- [Set exercise 1] Format the lines of the listing as a numbered list with blank lines dropped, beginning at its first line and stopping after the line that contains "dropdown-chevron-icon — [213, 82, 222, 100]".

# 2 Disconnects on one Plate



## Milio9548 (Mar 31, 2021)

Mounting two disconnects on one plate is it ok. I thought I read somewhere that motor disconnects can no longer share a mounting plate like top photo. Was asked to put two smaller disco. On bottom photo. On one plate Is this still permitted.


----------



## Milio9548 (Mar 31, 2021)

Milio9548 said:


> Mounting two disconnects on one plate is it ok. I thought I read somewhere that motor disconnects can no longer share a mounting plate like top photo. Was asked to put two smaller disco. On bottom photo. On one plate Is this still permitted.


Just thought I seen a discussion here that doesn’t permit two disconnects on one mounting plate. The first picture was an example of two Disco. On one plate second picture of where I’m mounting two motor disconnects on one plate.


----------



## joe-nwt (Mar 28, 2019)

Never heard such a rule. Might be a local thing?


----------



## MotoGP1199 (Aug 11, 2014)

I don't see why it would matter code wise.


----------



## LGLS (Nov 10, 2007)

The Electrical code is not a design manual.


----------



## Milio9548 (Mar 31, 2021)

MotoGP1199 said:


> I don't see why it would matter code wise.


I thought I seen a discussion here and the reason being so the disconnect can be easily identified.


----------



## Milio9548 (Mar 31, 2021)

LGLS said:


> The Electrical code is not a design manual.


Not for design but to be able to identity a motor disconnect so that there is no confusion, everyone I work with says I’m crazy but I know I seen it here somewhere was added to the code in 2019 but I can find it in 430 just wish I would have screen shot it or at least reacted to it so I can find it on my feed, or maybe I just misunderstood. Oh well I’m here to surround myself around professionals so I’m sure someone will correct me. Will post outcome in future post.


----------



## CWL (Jul 7, 2020)

- [Task input]
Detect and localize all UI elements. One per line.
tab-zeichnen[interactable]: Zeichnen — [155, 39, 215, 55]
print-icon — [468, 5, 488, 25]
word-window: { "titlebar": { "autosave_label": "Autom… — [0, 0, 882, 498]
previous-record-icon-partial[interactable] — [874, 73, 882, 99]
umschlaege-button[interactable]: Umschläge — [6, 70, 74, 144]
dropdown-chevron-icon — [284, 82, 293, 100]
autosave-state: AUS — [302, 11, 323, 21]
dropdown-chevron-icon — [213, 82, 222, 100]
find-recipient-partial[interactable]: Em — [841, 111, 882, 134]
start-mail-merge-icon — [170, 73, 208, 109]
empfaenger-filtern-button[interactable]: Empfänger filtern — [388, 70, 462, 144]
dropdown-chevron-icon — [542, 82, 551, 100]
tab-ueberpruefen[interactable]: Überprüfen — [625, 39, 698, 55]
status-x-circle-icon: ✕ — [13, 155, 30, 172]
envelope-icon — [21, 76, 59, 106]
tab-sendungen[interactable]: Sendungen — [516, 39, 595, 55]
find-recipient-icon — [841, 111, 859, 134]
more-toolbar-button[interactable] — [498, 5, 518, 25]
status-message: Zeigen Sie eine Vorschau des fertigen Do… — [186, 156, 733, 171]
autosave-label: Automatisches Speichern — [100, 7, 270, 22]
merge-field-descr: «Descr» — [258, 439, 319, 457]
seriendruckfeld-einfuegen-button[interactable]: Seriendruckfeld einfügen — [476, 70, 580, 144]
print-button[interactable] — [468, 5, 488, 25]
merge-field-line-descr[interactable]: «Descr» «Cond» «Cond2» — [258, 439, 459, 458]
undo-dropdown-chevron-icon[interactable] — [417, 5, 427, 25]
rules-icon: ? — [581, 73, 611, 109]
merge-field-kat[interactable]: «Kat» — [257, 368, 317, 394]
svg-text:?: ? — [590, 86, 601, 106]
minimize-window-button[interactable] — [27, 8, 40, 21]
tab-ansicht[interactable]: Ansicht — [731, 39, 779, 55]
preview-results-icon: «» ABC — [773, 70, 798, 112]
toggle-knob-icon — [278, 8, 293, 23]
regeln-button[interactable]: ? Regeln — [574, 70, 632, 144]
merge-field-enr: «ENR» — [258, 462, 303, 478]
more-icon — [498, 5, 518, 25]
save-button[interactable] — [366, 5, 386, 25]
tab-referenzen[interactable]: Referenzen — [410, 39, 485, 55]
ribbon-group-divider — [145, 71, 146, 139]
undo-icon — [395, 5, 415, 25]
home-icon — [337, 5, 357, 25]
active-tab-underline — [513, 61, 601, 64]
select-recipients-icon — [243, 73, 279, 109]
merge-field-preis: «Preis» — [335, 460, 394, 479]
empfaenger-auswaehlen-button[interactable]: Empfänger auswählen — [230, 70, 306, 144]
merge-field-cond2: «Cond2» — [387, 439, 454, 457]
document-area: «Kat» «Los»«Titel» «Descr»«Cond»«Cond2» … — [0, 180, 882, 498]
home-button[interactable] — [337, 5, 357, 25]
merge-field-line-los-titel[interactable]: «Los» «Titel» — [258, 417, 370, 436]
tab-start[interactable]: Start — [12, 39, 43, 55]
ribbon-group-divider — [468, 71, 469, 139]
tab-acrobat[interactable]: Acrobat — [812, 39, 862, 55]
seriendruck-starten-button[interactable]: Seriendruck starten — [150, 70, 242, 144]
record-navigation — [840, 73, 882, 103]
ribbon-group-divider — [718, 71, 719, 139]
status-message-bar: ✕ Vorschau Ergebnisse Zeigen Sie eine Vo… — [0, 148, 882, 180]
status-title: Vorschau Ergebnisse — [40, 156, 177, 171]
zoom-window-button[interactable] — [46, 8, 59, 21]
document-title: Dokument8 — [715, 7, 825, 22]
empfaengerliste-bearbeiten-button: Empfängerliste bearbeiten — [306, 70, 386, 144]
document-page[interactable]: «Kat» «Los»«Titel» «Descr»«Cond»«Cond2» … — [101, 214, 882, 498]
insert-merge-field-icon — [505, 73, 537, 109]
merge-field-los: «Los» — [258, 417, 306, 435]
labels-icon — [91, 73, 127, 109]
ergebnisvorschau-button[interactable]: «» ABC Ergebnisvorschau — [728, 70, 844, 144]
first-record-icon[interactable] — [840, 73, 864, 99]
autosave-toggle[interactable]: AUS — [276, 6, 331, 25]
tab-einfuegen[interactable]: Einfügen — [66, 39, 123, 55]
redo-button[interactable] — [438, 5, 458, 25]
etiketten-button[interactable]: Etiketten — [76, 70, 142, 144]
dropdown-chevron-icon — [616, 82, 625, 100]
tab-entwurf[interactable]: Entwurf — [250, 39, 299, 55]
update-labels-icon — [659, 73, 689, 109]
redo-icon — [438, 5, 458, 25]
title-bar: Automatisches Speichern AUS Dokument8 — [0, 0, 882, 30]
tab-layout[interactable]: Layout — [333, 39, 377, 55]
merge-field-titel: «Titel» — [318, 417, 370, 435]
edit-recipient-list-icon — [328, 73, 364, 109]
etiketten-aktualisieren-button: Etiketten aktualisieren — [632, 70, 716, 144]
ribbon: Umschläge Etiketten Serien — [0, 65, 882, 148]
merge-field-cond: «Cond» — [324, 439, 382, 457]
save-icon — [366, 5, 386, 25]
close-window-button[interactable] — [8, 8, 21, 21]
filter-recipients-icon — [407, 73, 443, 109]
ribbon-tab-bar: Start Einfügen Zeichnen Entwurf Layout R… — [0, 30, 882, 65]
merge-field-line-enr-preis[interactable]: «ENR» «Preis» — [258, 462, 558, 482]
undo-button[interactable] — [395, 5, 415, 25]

- [Set exercise 2] Summarize the forum thread on two disconnects on one plate in three sentences.

- [Exercise answer 1]
1. Detect and localize all UI elements. One per line.
2. tab-zeichnen[interactable]: Zeichnen — [155, 39, 215, 55]
3. print-icon — [468, 5, 488, 25]
4. word-window: { "titlebar": { "autosave_label": "Autom… — [0, 0, 882, 498]
5. previous-record-icon-partial[interactable] — [874, 73, 882, 99]
6. umschlaege-button[interactable]: Umschläge — [6, 70, 74, 144]
7. dropdown-chevron-icon — [284, 82, 293, 100]
8. autosave-state: AUS — [302, 11, 323, 21]
9. dropdown-chevron-icon — [213, 82, 222, 100]

- [Exercise answer 2] A poster asks whether two motor disconnects may still share one mounting plate, recalling a discussion on the forum that said this was no longer permitted so that a disconnect can be easily identified. Replies say they never heard of such a rule, don't see why it would matter code-wise, and point out that the electrical code is not a design manual. The poster allows that they may have misunderstood and says they will post the outcome later.